Short task -> Show only lines that include "Informe".

======== Excerpted data ========

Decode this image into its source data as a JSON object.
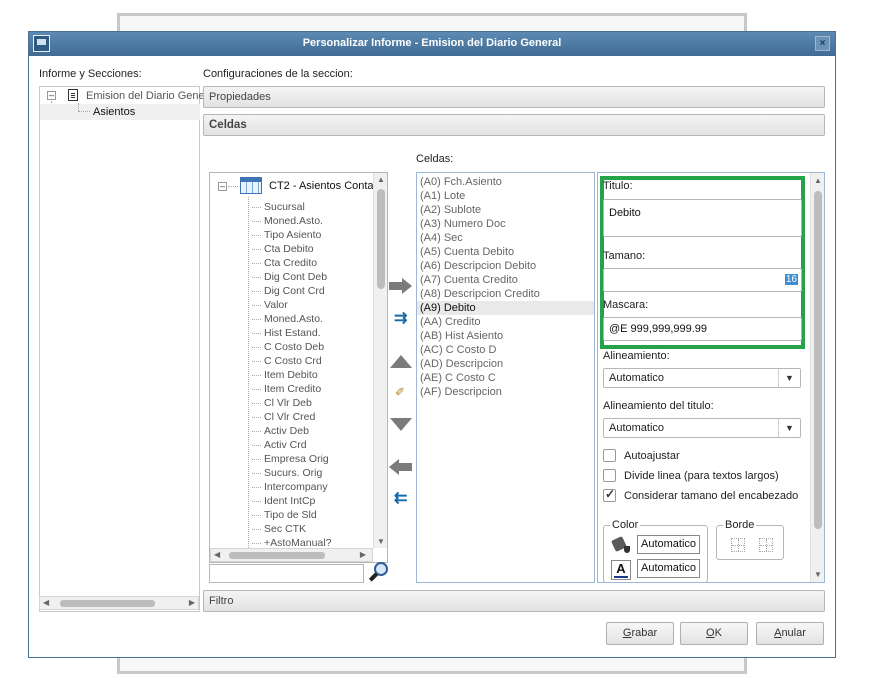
{
  "dialog": {
    "title": "Personalizar Informe - Emision del Diario General",
    "close_glyph": "×"
  },
  "left_panel": {
    "label": "Informe y Secciones:",
    "tree_root": "Emision del Diario Gene",
    "tree_child": "Asientos"
  },
  "config": {
    "label": "Configuraciones de la seccion:",
    "propiedades": "Propiedades",
    "celdas_header": "Celdas",
    "filtro": "Filtro"
  },
  "fields_tree": {
    "root": "CT2 - Asientos Conta",
    "items": [
      "Sucursal",
      "Moned.Asto.",
      "Tipo Asiento",
      "Cta Debito",
      "Cta Credito",
      "Dig Cont Deb",
      "Dig Cont Crd",
      "Valor",
      "Moned.Asto.",
      "Hist Estand.",
      "C Costo Deb",
      "C Costo Crd",
      "Item Debito",
      "Item Credito",
      "Cl Vlr Deb",
      "Cl Vlr Cred",
      "Activ Deb",
      "Activ Crd",
      "Empresa Orig",
      "Sucurs. Orig",
      "Intercompany",
      "Ident IntCp",
      "Tipo de Sld",
      "Sec CTK",
      "+AstoManual?"
    ],
    "search_value": ""
  },
  "cells": {
    "label": "Celdas:",
    "items": [
      "(A0) Fch.Asiento",
      "(A1) Lote",
      "(A2) Sublote",
      "(A3) Numero Doc",
      "(A4) Sec",
      "(A5) Cuenta Debito",
      "(A6) Descripcion Debito",
      "(A7) Cuenta Credito",
      "(A8) Descripcion Credito",
      "(A9) Debito",
      "(AA) Credito",
      "(AB) Hist Asiento",
      "(AC) C Costo D",
      "(AD) Descripcion",
      "(AE) C Costo C",
      "(AF) Descripcion"
    ],
    "selected_index": 9
  },
  "properties": {
    "titulo_label": "Titulo:",
    "titulo_value": "Debito",
    "tamano_label": "Tamano:",
    "tamano_value": "16",
    "mascara_label": "Mascara:",
    "mascara_value": "@E 999,999,999.99",
    "alineamiento_label": "Alineamiento:",
    "alineamiento_value": "Automatico",
    "alineamiento_titulo_label": "Alineamiento del titulo:",
    "alineamiento_titulo_value": "Automatico",
    "autoajustar": {
      "label": "Autoajustar",
      "checked": false
    },
    "divide_linea": {
      "label": "Divide linea (para textos largos)",
      "checked": false
    },
    "considerar_tamano": {
      "label": "Considerar tamano del encabezado",
      "checked": true
    },
    "color_group": "Color",
    "color_fill_value": "Automatico",
    "color_font_value": "Automatico",
    "font_icon_letter": "A",
    "borde_group": "Borde",
    "highlight_color": "#23a34a"
  },
  "buttons": {
    "grabar_u": "G",
    "grabar_rest": "rabar",
    "ok_u": "O",
    "ok_rest": "K",
    "anular_u": "A",
    "anular_rest": "nular"
  },
  "colors": {
    "titlebar": "#4a7aa5",
    "selection": "#3d8fd1"
  }
}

========

Exercise solution ->
    "title": "Personalizar Informe - Emision del Diario General",
    "label": "Informe y Secciones:",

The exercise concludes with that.